Retype the rows from the very first one up to and including the one containing "125, 453, 475]", with every character unchanged.
━━━ Raw records ━━━
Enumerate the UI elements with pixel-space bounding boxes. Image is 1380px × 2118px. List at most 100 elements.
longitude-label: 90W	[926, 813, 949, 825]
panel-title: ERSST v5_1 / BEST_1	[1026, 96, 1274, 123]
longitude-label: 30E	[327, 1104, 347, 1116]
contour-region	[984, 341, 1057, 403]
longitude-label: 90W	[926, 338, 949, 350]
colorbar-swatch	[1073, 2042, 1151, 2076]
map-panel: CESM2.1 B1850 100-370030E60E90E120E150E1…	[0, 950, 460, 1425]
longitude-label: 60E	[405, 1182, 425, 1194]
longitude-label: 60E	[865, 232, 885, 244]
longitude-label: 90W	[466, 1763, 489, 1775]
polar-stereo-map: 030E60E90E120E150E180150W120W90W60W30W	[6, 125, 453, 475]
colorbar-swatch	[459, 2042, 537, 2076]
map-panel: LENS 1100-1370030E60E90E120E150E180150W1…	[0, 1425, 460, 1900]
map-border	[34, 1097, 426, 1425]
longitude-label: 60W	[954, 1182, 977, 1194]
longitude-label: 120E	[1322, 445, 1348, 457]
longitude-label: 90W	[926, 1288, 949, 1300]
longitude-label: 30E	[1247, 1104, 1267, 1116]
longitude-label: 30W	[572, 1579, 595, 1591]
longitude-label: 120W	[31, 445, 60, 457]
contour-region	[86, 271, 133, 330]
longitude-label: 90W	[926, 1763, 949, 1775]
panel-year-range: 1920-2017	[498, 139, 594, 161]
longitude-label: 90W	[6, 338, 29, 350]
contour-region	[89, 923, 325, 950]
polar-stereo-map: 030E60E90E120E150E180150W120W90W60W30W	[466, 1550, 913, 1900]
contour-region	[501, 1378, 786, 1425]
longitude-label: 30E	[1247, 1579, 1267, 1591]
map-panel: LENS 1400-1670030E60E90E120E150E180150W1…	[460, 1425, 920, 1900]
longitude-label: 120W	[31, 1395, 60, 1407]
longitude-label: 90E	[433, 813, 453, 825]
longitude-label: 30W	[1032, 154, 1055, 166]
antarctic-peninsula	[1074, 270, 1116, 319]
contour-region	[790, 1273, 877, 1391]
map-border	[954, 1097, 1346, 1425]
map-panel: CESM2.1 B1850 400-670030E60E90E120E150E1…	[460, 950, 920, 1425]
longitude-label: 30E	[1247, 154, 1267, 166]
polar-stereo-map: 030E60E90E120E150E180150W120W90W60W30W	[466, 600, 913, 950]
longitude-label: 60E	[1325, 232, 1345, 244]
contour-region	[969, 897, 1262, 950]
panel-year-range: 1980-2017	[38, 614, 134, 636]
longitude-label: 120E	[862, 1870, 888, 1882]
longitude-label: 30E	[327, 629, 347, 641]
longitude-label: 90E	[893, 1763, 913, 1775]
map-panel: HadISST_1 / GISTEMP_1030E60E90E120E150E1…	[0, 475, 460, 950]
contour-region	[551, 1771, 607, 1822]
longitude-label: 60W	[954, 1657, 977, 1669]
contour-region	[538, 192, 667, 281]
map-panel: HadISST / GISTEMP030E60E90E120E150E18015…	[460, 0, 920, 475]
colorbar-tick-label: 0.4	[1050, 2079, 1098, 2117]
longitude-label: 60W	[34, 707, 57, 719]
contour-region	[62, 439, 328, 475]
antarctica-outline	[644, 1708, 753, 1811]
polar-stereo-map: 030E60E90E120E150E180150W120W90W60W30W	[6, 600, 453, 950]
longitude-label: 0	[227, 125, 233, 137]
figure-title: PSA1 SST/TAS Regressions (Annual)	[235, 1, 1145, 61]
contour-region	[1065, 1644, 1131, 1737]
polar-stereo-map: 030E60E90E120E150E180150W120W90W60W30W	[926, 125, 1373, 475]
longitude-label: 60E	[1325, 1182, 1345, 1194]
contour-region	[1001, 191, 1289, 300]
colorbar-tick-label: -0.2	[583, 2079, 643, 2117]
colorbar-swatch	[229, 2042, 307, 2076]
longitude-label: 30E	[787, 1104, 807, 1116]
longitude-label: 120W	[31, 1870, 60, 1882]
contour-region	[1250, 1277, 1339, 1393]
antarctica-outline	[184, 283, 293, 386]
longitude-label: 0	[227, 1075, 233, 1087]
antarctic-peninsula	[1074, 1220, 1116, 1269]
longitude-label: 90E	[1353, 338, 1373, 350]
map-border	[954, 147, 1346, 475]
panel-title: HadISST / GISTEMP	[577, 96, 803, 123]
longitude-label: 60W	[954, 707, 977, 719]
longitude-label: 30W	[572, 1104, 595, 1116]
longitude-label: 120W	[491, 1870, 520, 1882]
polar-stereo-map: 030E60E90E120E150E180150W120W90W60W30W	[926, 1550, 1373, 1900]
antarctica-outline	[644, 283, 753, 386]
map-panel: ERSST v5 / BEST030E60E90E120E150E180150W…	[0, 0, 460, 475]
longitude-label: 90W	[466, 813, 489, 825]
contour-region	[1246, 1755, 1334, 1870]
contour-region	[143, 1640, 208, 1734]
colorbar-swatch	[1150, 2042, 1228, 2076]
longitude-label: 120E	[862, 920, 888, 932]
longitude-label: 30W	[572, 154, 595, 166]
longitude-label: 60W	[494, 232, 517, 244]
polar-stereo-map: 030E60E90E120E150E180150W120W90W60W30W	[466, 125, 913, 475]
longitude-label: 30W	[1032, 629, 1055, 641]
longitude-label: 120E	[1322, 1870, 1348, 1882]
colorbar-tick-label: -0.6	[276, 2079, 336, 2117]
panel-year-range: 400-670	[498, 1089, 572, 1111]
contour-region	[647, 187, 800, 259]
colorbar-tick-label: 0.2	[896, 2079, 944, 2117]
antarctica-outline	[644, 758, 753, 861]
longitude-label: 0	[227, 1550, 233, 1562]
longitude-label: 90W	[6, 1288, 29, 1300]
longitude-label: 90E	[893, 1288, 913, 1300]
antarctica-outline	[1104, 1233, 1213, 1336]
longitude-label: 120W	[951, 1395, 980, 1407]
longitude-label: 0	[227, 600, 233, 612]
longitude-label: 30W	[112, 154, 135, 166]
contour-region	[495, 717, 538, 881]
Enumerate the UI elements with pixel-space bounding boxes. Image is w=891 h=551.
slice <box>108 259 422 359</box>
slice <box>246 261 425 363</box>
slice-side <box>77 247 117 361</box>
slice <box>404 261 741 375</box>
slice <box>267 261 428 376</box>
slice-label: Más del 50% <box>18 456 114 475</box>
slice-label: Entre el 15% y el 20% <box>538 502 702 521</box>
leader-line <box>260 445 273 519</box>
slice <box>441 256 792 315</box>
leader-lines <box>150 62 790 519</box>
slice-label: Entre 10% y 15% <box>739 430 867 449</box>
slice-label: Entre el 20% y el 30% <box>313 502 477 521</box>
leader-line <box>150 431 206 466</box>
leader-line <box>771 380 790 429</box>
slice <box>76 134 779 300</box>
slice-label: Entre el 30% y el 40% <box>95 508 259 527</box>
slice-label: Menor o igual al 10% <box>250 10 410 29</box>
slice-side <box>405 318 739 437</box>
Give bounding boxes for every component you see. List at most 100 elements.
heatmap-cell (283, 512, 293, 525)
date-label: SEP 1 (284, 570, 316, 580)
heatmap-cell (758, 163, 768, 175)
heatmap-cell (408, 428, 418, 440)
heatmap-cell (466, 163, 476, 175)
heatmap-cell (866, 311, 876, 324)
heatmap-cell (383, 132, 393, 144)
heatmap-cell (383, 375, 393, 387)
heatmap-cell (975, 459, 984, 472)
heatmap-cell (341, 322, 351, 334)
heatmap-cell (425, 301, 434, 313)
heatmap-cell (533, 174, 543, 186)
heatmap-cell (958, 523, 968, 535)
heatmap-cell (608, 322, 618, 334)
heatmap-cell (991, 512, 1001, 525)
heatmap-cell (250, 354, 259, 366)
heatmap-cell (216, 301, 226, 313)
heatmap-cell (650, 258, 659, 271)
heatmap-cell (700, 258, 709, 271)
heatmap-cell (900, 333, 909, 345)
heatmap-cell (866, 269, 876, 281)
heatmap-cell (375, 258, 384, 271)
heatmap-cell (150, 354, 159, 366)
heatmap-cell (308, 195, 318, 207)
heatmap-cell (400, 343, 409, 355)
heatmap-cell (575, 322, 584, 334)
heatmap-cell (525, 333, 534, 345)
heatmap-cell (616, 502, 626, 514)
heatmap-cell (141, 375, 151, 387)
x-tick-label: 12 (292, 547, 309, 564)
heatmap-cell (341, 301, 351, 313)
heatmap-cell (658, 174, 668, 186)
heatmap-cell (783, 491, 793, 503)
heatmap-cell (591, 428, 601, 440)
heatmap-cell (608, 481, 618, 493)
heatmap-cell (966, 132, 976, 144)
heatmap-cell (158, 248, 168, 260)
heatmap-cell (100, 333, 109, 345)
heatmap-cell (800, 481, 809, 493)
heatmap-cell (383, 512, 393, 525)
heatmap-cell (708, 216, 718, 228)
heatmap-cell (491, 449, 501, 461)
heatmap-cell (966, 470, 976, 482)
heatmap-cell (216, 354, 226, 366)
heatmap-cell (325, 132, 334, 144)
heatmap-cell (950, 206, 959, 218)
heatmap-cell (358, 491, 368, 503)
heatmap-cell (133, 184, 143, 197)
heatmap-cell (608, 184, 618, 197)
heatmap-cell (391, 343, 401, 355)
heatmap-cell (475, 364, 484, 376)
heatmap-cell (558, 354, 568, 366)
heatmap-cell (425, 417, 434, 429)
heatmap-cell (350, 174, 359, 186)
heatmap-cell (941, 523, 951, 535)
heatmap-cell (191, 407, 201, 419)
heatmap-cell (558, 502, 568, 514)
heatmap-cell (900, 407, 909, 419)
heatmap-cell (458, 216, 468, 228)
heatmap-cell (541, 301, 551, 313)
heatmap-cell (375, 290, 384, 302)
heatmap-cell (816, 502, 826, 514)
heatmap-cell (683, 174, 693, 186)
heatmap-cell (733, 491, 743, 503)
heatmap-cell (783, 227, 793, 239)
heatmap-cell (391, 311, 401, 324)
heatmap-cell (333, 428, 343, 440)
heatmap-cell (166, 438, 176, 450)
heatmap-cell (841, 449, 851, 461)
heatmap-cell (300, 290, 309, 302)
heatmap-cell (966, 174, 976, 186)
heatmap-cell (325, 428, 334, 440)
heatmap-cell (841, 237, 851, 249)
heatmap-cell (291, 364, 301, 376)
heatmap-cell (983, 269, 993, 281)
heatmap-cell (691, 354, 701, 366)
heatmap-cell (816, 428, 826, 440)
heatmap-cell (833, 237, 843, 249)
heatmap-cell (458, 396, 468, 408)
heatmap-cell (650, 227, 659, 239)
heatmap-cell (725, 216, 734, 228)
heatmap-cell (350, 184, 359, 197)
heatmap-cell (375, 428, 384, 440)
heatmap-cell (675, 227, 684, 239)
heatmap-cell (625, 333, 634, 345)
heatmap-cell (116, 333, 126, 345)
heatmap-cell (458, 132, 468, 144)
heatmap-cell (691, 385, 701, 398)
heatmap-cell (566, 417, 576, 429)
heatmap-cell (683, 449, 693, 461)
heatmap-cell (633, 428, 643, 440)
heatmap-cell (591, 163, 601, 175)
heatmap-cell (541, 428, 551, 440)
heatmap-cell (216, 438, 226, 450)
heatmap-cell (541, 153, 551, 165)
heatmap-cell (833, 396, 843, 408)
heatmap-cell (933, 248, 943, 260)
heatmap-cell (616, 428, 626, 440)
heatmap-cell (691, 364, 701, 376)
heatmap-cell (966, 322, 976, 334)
━━━
:: Answer below ::
Enumerate the UI elements with pixel-space bounding boxes. Image is 1380px × 2118px. List at most 100 elements.
longitude-label: 90W	[926, 813, 949, 825]
panel-title: ERSST v5_1 / BEST_1	[1026, 96, 1274, 123]
longitude-label: 30E	[327, 1104, 347, 1116]
contour-region	[984, 341, 1057, 403]
longitude-label: 90W	[926, 338, 949, 350]
colorbar-swatch	[1073, 2042, 1151, 2076]
map-panel: CESM2.1 B1850 100-370030E60E90E120E150E1…	[0, 950, 460, 1425]
longitude-label: 60E	[405, 1182, 425, 1194]
longitude-label: 60E	[865, 232, 885, 244]
longitude-label: 90W	[466, 1763, 489, 1775]
polar-stereo-map: 030E60E90E120E150E180150W120W90W60W30W	[6, 125, 453, 475]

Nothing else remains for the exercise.